_WORK TO BE COMPLETED_: Copy out lines with the word "type" from the material that follows.

Stored items
-- START --

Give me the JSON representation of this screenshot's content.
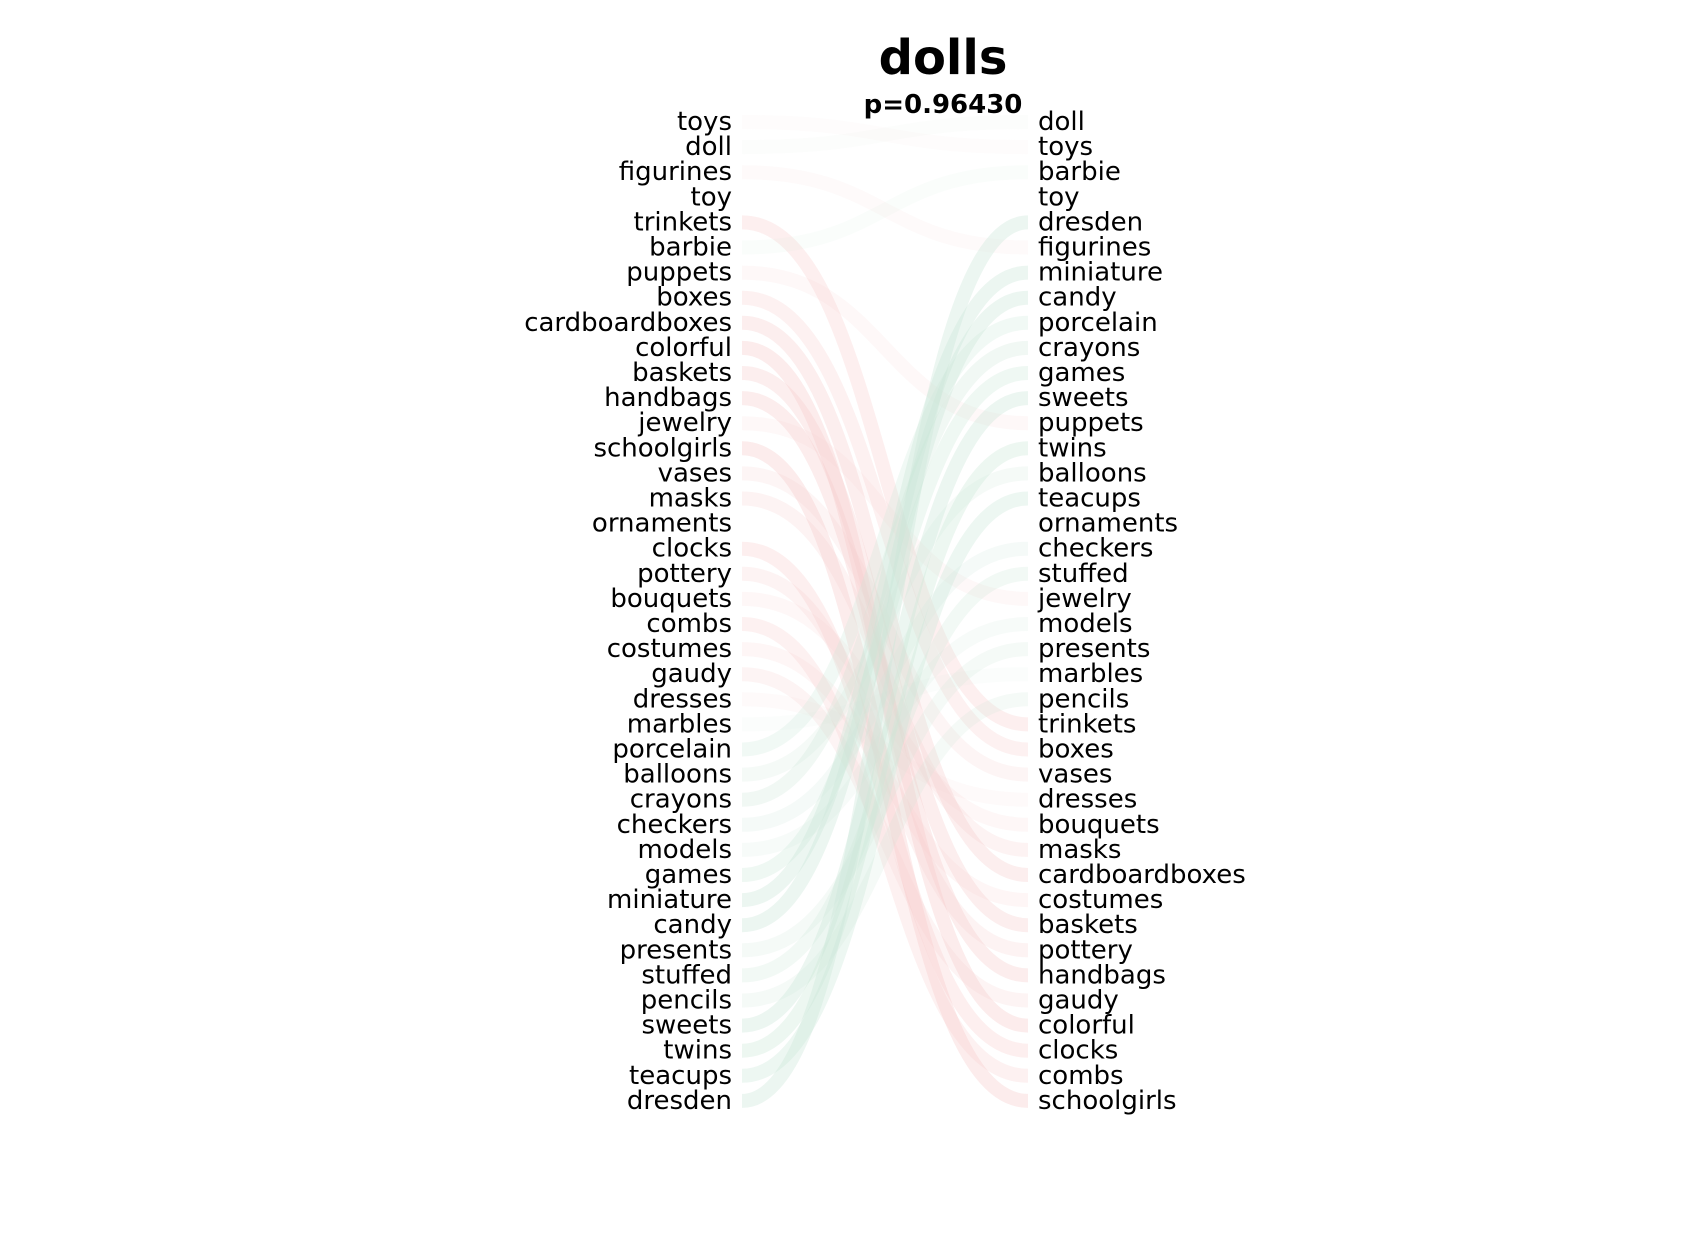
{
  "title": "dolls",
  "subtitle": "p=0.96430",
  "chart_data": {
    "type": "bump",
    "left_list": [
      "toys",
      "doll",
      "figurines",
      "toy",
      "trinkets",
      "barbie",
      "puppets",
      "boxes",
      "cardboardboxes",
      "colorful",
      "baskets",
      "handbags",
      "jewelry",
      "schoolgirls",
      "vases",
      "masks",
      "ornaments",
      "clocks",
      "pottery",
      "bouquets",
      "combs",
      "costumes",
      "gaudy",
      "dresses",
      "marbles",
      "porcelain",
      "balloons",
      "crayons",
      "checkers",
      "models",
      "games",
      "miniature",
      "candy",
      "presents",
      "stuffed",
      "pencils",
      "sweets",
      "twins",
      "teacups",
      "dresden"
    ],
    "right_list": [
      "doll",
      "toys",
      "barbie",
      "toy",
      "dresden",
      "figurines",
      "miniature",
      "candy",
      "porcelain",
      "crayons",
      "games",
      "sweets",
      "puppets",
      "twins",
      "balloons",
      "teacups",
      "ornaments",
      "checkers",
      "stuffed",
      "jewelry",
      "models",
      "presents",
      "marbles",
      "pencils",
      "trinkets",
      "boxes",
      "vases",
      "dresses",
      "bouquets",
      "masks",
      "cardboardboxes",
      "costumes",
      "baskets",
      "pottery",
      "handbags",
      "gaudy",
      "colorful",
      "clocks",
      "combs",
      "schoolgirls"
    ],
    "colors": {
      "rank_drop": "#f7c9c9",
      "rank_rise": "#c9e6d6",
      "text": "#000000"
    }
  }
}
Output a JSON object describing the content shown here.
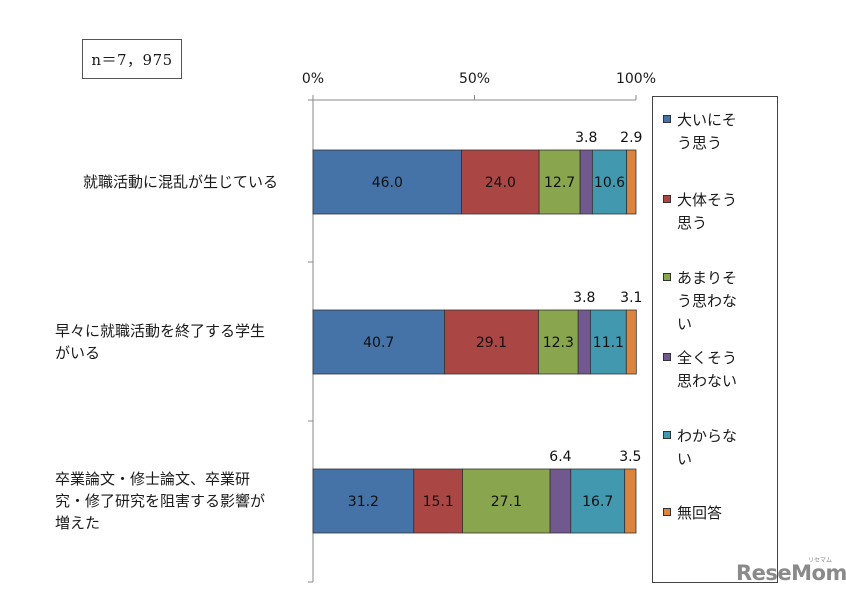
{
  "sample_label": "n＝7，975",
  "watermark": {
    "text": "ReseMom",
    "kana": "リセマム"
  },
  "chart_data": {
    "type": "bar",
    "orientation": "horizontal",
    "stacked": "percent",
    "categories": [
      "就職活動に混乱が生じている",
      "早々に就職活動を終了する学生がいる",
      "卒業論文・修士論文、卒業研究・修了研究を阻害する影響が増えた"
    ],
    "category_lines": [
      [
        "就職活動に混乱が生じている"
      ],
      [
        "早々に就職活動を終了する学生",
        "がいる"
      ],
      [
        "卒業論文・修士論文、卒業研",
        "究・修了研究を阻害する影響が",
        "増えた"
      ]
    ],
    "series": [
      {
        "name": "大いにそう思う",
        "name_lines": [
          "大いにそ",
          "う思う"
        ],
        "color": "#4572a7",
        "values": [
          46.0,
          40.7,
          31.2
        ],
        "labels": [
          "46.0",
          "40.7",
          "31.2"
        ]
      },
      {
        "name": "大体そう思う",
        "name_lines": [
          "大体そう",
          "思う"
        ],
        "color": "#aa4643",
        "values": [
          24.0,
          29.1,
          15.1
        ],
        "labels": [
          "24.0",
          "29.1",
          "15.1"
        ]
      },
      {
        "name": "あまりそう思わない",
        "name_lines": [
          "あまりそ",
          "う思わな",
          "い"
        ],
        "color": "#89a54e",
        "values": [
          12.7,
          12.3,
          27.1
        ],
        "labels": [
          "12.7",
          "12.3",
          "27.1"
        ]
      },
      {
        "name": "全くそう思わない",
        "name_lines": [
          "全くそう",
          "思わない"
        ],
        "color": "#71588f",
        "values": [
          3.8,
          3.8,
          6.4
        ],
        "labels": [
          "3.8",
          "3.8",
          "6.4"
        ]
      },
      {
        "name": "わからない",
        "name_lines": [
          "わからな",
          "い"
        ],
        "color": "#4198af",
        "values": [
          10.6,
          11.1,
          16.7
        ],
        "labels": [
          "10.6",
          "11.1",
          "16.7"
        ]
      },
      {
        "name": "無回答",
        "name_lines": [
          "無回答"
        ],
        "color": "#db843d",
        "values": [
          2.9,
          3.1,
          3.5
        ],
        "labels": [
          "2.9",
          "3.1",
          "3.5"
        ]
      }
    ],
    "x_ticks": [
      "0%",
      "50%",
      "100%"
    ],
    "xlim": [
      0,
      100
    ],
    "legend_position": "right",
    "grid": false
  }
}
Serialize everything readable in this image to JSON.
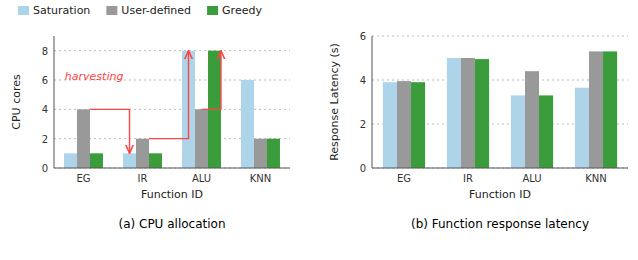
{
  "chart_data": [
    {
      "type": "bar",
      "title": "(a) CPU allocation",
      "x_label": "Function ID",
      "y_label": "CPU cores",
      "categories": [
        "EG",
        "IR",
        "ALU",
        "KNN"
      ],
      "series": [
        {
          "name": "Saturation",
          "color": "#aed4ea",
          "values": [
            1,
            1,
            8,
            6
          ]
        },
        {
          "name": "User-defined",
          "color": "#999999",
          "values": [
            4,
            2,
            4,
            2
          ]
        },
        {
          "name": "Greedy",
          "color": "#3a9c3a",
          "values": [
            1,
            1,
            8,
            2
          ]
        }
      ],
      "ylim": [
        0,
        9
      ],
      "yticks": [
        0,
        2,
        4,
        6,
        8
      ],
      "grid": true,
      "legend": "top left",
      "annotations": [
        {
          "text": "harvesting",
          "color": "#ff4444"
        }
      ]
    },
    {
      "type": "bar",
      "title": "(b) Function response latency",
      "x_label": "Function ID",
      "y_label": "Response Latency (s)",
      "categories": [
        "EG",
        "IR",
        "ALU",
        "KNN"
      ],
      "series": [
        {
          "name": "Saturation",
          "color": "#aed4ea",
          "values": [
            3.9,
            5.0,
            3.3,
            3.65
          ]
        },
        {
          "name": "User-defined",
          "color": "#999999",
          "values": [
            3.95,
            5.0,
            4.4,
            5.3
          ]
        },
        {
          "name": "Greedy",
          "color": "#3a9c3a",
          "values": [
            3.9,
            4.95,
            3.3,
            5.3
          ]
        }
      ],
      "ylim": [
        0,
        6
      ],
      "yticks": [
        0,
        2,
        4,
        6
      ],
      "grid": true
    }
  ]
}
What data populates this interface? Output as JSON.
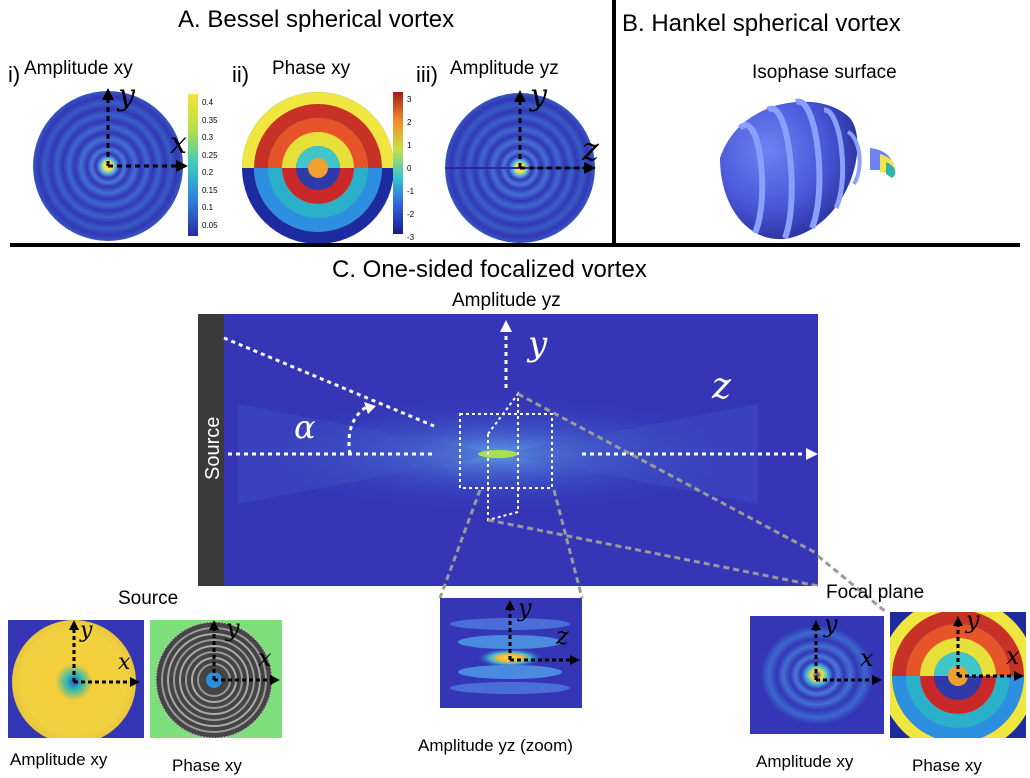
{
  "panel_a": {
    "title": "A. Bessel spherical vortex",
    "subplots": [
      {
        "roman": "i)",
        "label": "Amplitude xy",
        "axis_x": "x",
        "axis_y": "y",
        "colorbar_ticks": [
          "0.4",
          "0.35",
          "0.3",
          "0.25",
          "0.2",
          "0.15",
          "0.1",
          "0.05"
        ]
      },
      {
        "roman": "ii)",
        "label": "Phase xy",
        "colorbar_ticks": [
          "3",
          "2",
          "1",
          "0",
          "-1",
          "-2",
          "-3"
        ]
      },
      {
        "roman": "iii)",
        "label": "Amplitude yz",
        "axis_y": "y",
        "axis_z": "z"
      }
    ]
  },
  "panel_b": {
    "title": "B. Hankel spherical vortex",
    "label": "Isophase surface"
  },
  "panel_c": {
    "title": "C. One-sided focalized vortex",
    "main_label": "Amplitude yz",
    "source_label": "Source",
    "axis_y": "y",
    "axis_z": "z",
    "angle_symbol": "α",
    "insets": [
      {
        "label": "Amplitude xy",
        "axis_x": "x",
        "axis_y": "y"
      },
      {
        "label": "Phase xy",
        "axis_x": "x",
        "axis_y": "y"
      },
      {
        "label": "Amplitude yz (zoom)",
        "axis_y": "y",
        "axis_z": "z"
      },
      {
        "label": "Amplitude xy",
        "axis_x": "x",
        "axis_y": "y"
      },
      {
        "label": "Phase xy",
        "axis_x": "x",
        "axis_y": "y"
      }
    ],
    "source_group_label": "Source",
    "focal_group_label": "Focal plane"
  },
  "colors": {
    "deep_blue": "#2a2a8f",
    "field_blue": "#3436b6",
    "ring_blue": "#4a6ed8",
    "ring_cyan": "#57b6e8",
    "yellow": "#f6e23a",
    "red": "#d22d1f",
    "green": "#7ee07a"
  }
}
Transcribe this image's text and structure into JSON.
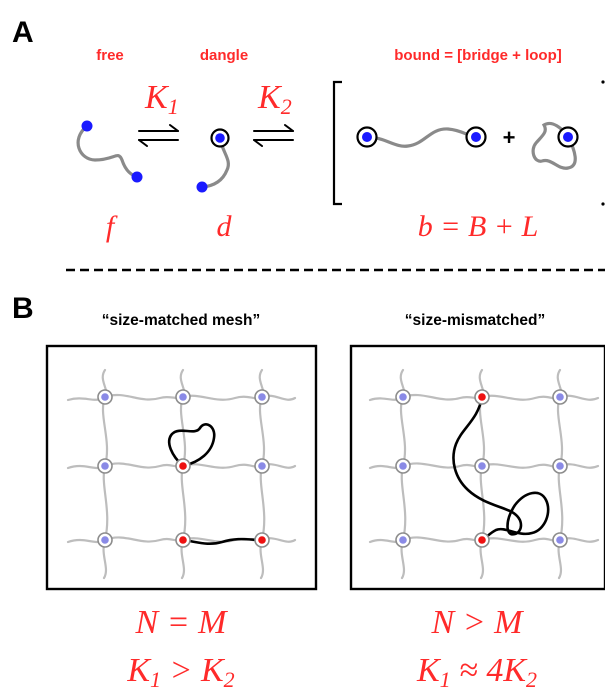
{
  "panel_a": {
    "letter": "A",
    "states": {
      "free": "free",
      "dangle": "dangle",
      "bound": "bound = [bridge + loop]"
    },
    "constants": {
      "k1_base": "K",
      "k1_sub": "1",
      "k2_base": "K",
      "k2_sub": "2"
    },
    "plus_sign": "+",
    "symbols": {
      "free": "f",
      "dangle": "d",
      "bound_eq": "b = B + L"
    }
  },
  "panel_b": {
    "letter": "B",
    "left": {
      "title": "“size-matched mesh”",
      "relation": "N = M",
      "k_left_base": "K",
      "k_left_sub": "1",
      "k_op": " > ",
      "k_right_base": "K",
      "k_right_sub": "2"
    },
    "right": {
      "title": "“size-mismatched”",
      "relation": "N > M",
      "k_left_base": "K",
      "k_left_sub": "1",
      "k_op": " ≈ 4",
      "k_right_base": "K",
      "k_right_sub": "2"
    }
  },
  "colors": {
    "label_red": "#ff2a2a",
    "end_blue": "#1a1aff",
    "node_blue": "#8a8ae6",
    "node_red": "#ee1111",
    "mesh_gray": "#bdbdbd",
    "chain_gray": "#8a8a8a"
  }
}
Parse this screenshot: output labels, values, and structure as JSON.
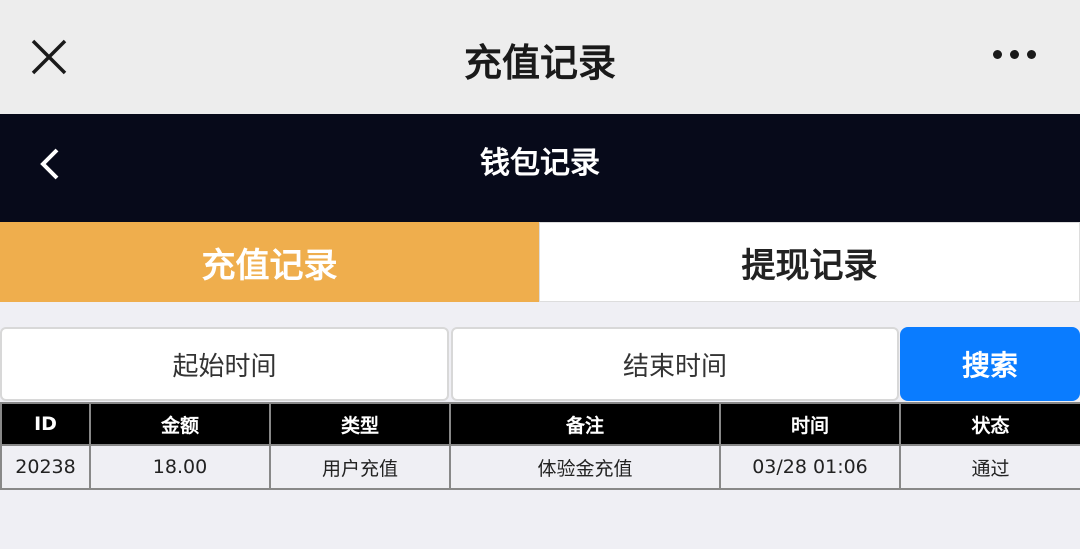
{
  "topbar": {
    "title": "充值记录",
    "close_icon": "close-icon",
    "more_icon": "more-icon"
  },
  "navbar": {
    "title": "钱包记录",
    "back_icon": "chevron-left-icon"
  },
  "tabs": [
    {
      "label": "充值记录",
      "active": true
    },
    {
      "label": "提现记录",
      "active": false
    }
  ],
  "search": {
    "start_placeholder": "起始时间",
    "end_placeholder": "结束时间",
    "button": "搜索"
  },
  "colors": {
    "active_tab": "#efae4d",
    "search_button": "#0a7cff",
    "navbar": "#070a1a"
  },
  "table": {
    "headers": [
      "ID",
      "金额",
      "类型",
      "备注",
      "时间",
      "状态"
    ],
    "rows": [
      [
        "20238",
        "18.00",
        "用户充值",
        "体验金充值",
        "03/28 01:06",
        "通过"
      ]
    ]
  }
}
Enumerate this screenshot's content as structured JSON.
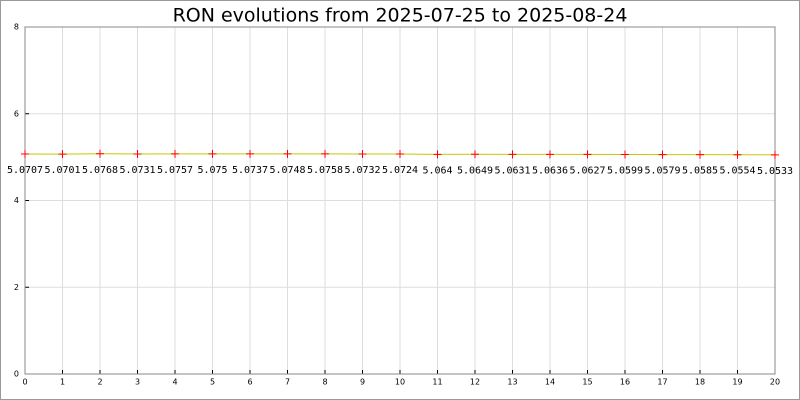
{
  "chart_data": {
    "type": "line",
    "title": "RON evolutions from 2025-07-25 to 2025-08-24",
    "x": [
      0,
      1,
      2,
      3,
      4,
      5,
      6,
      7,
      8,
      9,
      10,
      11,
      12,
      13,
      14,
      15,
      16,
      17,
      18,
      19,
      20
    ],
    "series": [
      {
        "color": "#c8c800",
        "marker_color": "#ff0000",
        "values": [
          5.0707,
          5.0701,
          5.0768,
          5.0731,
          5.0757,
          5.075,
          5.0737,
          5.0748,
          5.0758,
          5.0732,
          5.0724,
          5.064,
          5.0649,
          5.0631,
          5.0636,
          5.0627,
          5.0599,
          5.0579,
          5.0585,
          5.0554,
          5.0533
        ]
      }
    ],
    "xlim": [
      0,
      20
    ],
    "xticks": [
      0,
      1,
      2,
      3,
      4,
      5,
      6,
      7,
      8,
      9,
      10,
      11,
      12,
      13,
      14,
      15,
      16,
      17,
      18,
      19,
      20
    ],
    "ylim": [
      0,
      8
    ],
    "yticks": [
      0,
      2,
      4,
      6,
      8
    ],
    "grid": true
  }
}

-- END --

_REPLY_:
    "type": "bump",
    "type": "bar",
      "type": "bar",
      "type": "bar",
    "type": "line",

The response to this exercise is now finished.